>> BEGIN MATERIAL FOR THIS EXERCISE

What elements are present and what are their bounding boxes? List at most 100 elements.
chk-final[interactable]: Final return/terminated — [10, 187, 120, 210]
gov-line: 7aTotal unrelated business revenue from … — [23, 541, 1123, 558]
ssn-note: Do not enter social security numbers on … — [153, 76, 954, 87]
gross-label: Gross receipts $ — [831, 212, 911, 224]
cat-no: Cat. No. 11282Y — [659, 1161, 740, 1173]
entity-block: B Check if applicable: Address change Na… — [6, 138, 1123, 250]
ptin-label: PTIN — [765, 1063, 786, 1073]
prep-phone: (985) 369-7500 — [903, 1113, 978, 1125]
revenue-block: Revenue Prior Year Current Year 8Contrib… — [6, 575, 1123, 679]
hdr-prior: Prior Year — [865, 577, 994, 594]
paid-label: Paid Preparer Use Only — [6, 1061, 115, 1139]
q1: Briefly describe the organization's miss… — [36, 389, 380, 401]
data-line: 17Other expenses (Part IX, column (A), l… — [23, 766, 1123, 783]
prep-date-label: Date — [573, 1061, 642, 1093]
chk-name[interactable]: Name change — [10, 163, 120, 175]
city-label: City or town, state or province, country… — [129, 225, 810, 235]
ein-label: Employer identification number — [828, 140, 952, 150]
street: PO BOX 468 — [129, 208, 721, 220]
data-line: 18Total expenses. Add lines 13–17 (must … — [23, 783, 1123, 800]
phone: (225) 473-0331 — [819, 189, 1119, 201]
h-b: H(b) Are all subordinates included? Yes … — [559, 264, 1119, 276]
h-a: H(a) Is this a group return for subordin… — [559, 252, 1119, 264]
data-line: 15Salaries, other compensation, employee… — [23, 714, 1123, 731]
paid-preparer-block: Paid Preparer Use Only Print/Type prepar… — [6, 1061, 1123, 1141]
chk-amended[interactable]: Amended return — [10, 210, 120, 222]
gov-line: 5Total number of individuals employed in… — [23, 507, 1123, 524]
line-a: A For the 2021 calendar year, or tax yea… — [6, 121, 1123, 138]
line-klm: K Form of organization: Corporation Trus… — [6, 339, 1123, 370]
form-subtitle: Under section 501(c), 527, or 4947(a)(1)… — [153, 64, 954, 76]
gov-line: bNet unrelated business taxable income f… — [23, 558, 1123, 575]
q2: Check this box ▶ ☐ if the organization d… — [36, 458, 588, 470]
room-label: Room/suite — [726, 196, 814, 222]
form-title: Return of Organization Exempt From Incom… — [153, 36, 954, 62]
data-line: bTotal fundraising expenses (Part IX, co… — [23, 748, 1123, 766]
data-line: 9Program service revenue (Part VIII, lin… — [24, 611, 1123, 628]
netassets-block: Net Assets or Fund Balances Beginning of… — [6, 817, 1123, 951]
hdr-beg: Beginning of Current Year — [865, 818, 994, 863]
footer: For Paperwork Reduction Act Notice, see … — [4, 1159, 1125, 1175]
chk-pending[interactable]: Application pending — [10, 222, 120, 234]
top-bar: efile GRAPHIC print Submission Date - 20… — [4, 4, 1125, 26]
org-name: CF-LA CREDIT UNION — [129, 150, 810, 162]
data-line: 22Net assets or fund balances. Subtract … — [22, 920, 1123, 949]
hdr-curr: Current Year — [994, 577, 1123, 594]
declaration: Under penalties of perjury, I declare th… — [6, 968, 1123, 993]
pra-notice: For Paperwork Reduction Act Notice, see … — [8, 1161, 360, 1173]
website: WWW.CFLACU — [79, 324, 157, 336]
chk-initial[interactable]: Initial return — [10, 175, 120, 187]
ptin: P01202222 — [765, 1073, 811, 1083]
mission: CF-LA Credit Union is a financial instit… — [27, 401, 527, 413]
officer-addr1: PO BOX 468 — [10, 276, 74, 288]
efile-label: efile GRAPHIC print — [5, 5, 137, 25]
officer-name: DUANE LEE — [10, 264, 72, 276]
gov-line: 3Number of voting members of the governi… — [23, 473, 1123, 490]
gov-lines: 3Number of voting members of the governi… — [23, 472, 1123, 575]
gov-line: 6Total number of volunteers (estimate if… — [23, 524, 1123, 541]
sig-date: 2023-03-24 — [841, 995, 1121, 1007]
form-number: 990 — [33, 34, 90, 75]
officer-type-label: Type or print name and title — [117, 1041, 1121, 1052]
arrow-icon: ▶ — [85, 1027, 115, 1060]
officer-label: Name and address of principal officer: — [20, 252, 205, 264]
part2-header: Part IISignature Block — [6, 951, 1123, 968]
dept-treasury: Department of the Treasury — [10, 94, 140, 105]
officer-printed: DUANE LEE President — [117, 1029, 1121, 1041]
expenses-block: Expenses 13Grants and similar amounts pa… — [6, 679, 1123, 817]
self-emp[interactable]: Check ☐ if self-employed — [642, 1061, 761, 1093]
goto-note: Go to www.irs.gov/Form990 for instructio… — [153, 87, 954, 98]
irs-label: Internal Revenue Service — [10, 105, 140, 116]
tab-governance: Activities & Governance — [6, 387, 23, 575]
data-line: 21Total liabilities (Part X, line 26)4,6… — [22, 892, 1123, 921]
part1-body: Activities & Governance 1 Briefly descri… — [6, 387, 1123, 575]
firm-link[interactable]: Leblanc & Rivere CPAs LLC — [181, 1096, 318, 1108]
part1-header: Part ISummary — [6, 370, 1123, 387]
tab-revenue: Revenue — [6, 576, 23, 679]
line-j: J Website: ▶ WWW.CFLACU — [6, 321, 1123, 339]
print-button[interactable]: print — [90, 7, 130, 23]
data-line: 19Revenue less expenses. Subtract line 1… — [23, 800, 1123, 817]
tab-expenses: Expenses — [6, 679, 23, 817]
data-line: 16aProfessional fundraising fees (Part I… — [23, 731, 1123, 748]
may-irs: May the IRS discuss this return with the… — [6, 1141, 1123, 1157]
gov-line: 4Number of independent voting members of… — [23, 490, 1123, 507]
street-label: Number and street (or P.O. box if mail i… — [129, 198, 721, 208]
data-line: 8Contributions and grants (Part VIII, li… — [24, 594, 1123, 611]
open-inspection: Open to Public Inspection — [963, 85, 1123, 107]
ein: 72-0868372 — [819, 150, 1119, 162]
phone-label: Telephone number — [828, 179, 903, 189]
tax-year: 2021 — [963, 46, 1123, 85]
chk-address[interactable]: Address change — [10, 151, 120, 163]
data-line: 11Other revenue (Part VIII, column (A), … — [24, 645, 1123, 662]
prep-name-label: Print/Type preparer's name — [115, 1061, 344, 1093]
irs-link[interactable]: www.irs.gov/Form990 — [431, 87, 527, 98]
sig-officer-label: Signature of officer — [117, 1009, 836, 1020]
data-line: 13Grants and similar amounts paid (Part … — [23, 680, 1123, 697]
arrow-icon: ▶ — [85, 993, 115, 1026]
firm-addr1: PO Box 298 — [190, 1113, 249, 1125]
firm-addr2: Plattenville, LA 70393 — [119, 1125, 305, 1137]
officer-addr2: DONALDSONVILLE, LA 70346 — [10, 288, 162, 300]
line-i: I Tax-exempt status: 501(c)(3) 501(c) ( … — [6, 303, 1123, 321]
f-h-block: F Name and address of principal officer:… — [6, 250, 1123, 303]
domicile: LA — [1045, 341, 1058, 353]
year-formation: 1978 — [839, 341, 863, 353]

>> END MATERIAL FOR THIS EXERCISE

**TASK INSTRUCTIONS**.
Repeat every line of the entries above, from the very first line down to and including the line that contains "gov-line: 5Total number", with each line unchanged.

**WRITTEN ANSWER**.
What elements are present and what are their bounding boxes? List at most 100 elements.
chk-final[interactable]: Final return/terminated — [10, 187, 120, 210]
gov-line: 7aTotal unrelated business revenue from … — [23, 541, 1123, 558]
ssn-note: Do not enter social security numbers on … — [153, 76, 954, 87]
gross-label: Gross receipts $ — [831, 212, 911, 224]
cat-no: Cat. No. 11282Y — [659, 1161, 740, 1173]
entity-block: B Check if applicable: Address change Na… — [6, 138, 1123, 250]
ptin-label: PTIN — [765, 1063, 786, 1073]
prep-phone: (985) 369-7500 — [903, 1113, 978, 1125]
revenue-block: Revenue Prior Year Current Year 8Contrib… — [6, 575, 1123, 679]
hdr-prior: Prior Year — [865, 577, 994, 594]
paid-label: Paid Preparer Use Only — [6, 1061, 115, 1139]
q1: Briefly describe the organization's miss… — [36, 389, 380, 401]
data-line: 17Other expenses (Part IX, column (A), l… — [23, 766, 1123, 783]
prep-date-label: Date — [573, 1061, 642, 1093]
chk-name[interactable]: Name change — [10, 163, 120, 175]
city-label: City or town, state or province, country… — [129, 225, 810, 235]
ein-label: Employer identification number — [828, 140, 952, 150]
street: PO BOX 468 — [129, 208, 721, 220]
data-line: 18Total expenses. Add lines 13–17 (must … — [23, 783, 1123, 800]
phone: (225) 473-0331 — [819, 189, 1119, 201]
h-b: H(b) Are all subordinates included? Yes … — [559, 264, 1119, 276]
h-a: H(a) Is this a group return for subordin… — [559, 252, 1119, 264]
data-line: 15Salaries, other compensation, employee… — [23, 714, 1123, 731]
paid-preparer-block: Paid Preparer Use Only Print/Type prepar… — [6, 1061, 1123, 1141]
chk-amended[interactable]: Amended return — [10, 210, 120, 222]
gov-line: 5Total number of individuals employed in… — [23, 507, 1123, 524]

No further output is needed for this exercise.